** begin TASK DATA **

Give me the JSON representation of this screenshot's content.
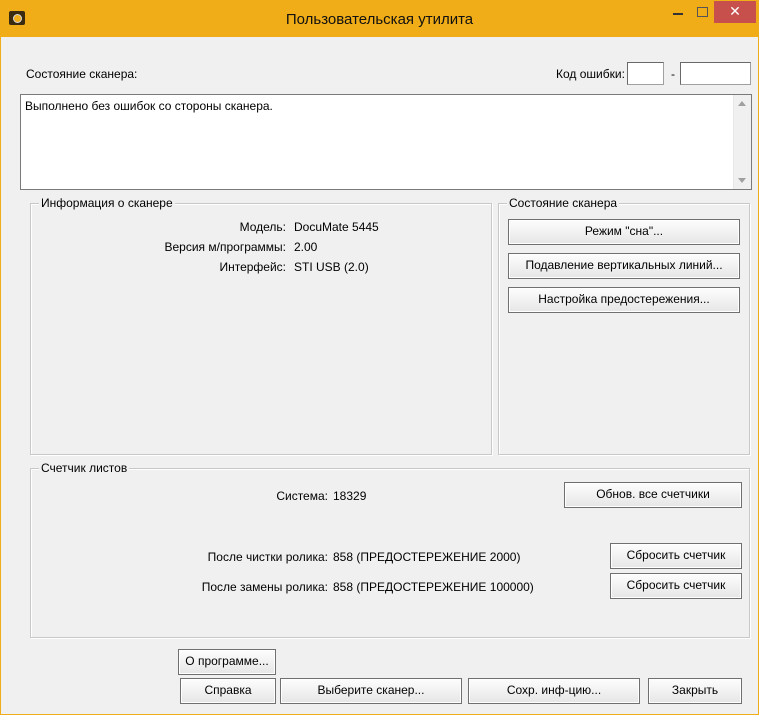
{
  "window": {
    "title": "Пользовательская утилита",
    "close_symbol": "✕",
    "accent": "#f0ad17"
  },
  "status": {
    "label": "Состояние сканера:",
    "error_code_label": "Код ошибки:",
    "error_code_dash": "-",
    "error_code_1": "",
    "error_code_2": "",
    "message": "Выполнено без ошибок со стороны сканера."
  },
  "info": {
    "title": "Информация о сканере",
    "rows": [
      {
        "label": "Модель:",
        "value": "DocuMate 5445"
      },
      {
        "label": "Версия м/программы:",
        "value": "2.00"
      },
      {
        "label": "Интерфейс:",
        "value": "STI USB (2.0)"
      }
    ]
  },
  "scanner_state": {
    "title": "Состояние сканера",
    "sleep_button": "Режим \"сна\"...",
    "lines_button": "Подавление вертикальных линий...",
    "warning_button": "Настройка предостережения..."
  },
  "counter": {
    "title": "Счетчик листов",
    "system_label": "Система:",
    "system_value": "18329",
    "update_all_button": "Обнов. все счетчики",
    "clean_label": "После чистки ролика:",
    "clean_value": "858 (ПРЕДОСТЕРЕЖЕНИЕ 2000)",
    "replace_label": "После замены ролика:",
    "replace_value": "858 (ПРЕДОСТЕРЕЖЕНИЕ 100000)",
    "reset_button": "Сбросить счетчик"
  },
  "footer": {
    "about": "О программе...",
    "help": "Справка",
    "select_scanner": "Выберите сканер...",
    "save_info": "Сохр. инф-цию...",
    "close": "Закрыть"
  }
}
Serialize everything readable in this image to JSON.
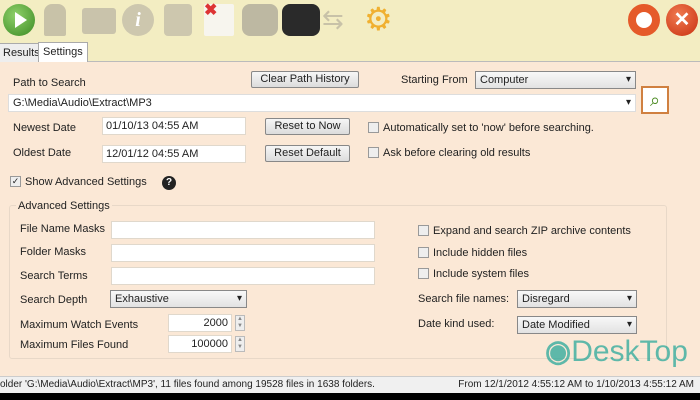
{
  "toolbar": {
    "icons": [
      "play-icon",
      "rocket-icon",
      "folder-icon",
      "info-icon",
      "clipboard-icon",
      "delete-document-icon",
      "binoculars-disabled-icon",
      "binoculars-icon",
      "swap-arrows-icon",
      "gear-icon",
      "lifebuoy-icon",
      "close-icon"
    ]
  },
  "tabs": [
    {
      "label": "Results"
    },
    {
      "label": "Settings",
      "active": true
    }
  ],
  "settings": {
    "path_label": "Path to Search",
    "clear_path_history": "Clear Path History",
    "starting_from_label": "Starting From",
    "starting_from_value": "Computer",
    "path_value": "G:\\Media\\Audio\\Extract\\MP3",
    "newest_label": "Newest Date",
    "newest_value": "01/10/13 04:55 AM",
    "reset_now": "Reset to Now",
    "auto_now_label": "Automatically set to 'now' before searching.",
    "auto_now_checked": false,
    "oldest_label": "Oldest Date",
    "oldest_value": "12/01/12 04:55 AM",
    "reset_default": "Reset Default",
    "ask_clear_label": "Ask before clearing old results",
    "ask_clear_checked": false,
    "show_advanced_label": "Show Advanced Settings",
    "show_advanced_checked": true,
    "help": "?"
  },
  "advanced": {
    "title": "Advanced Settings",
    "file_masks_label": "File Name Masks",
    "file_masks_value": "",
    "folder_masks_label": "Folder Masks",
    "folder_masks_value": "",
    "search_terms_label": "Search Terms",
    "search_terms_value": "",
    "depth_label": "Search Depth",
    "depth_value": "Exhaustive",
    "max_watch_label": "Maximum Watch Events",
    "max_watch_value": "2000",
    "max_files_label": "Maximum Files Found",
    "max_files_value": "100000",
    "zip_label": "Expand and search ZIP archive contents",
    "hidden_label": "Include hidden files",
    "system_label": "Include system files",
    "search_names_label": "Search file names:",
    "search_names_value": "Disregard",
    "date_kind_label": "Date kind used:",
    "date_kind_value": "Date Modified"
  },
  "status": {
    "left": "older 'G:\\Media\\Audio\\Extract\\MP3', 11 files found among 19528 files in 1638 folders.",
    "right": "From 12/1/2012 4:55:12 AM to 1/10/2013 4:55:12 AM"
  },
  "watermark": "DeskTop"
}
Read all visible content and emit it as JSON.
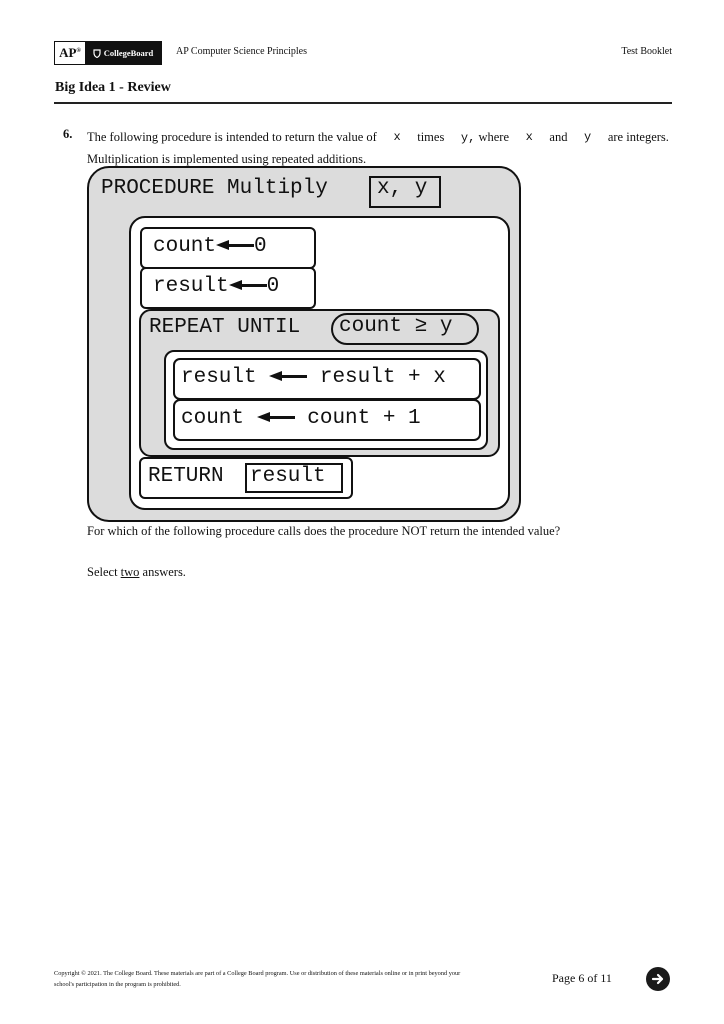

** end TASK DATA **

» **THE REQUEST**
All of the material above is to be copied exactly, except for its images.

» **OUTPUT FOR THIS TASK**
Give me the JSON representation of this screenshot's content.
{
  "window": {
    "title": "Пользовательская утилита",
    "close_symbol": "✕",
    "accent": "#f0ad17"
  },
  "status": {
    "label": "Состояние сканера:",
    "error_code_label": "Код ошибки:",
    "error_code_dash": "-",
    "error_code_1": "",
    "error_code_2": "",
    "message": "Выполнено без ошибок со стороны сканера."
  },
  "info": {
    "title": "Информация о сканере",
    "rows": [
      {
        "label": "Модель:",
        "value": "DocuMate 5445"
      },
      {
        "label": "Версия м/программы:",
        "value": "2.00"
      },
      {
        "label": "Интерфейс:",
        "value": "STI USB (2.0)"
      }
    ]
  },
  "scanner_state": {
    "title": "Состояние сканера",
    "sleep_button": "Режим \"сна\"...",
    "lines_button": "Подавление вертикальных линий...",
    "warning_button": "Настройка предостережения..."
  },
  "counter": {
    "title": "Счетчик листов",
    "system_label": "Система:",
    "system_value": "18329",
    "update_all_button": "Обнов. все счетчики",
    "clean_label": "После чистки ролика:",
    "clean_value": "858 (ПРЕДОСТЕРЕЖЕНИЕ 2000)",
    "replace_label": "После замены ролика:",
    "replace_value": "858 (ПРЕДОСТЕРЕЖЕНИЕ 100000)",
    "reset_button": "Сбросить счетчик"
  },
  "footer": {
    "about": "О программе...",
    "help": "Справка",
    "select_scanner": "Выберите сканер...",
    "save_info": "Сохр. инф-цию...",
    "close": "Закрыть"
  }
}
Serialize everything readable in this image to JSON.
{
  "toolbar": {
    "icons": [
      "play-icon",
      "rocket-icon",
      "folder-icon",
      "info-icon",
      "clipboard-icon",
      "delete-document-icon",
      "binoculars-disabled-icon",
      "binoculars-icon",
      "swap-arrows-icon",
      "gear-icon",
      "lifebuoy-icon",
      "close-icon"
    ]
  },
  "tabs": [
    {
      "label": "Results"
    },
    {
      "label": "Settings",
      "active": true
    }
  ],
  "settings": {
    "path_label": "Path to Search",
    "clear_path_history": "Clear Path History",
    "starting_from_label": "Starting From",
    "starting_from_value": "Computer",
    "path_value": "G:\\Media\\Audio\\Extract\\MP3",
    "newest_label": "Newest Date",
    "newest_value": "01/10/13 04:55 AM",
    "reset_now": "Reset to Now",
    "auto_now_label": "Automatically set to 'now' before searching.",
    "auto_now_checked": false,
    "oldest_label": "Oldest Date",
    "oldest_value": "12/01/12 04:55 AM",
    "reset_default": "Reset Default",
    "ask_clear_label": "Ask before clearing old results",
    "ask_clear_checked": false,
    "show_advanced_label": "Show Advanced Settings",
    "show_advanced_checked": true,
    "help": "?"
  },
  "advanced": {
    "title": "Advanced Settings",
    "file_masks_label": "File Name Masks",
    "file_masks_value": "",
    "folder_masks_label": "Folder Masks",
    "folder_masks_value": "",
    "search_terms_label": "Search Terms",
    "search_terms_value": "",
    "depth_label": "Search Depth",
    "depth_value": "Exhaustive",
    "max_watch_label": "Maximum Watch Events",
    "max_watch_value": "2000",
    "max_files_label": "Maximum Files Found",
    "max_files_value": "100000",
    "zip_label": "Expand and search ZIP archive contents",
    "hidden_label": "Include hidden files",
    "system_label": "Include system files",
    "search_names_label": "Search file names:",
    "search_names_value": "Disregard",
    "date_kind_label": "Date kind used:",
    "date_kind_value": "Date Modified"
  },
  "status": {
    "left": "older 'G:\\Media\\Audio\\Extract\\MP3', 11 files found among 19528 files in 1638 folders.",
    "right": "From 12/1/2012 4:55:12 AM to 1/10/2013 4:55:12 AM"
  },
  "watermark": "DeskTop"
}
Read all visible content and emit it as JSON.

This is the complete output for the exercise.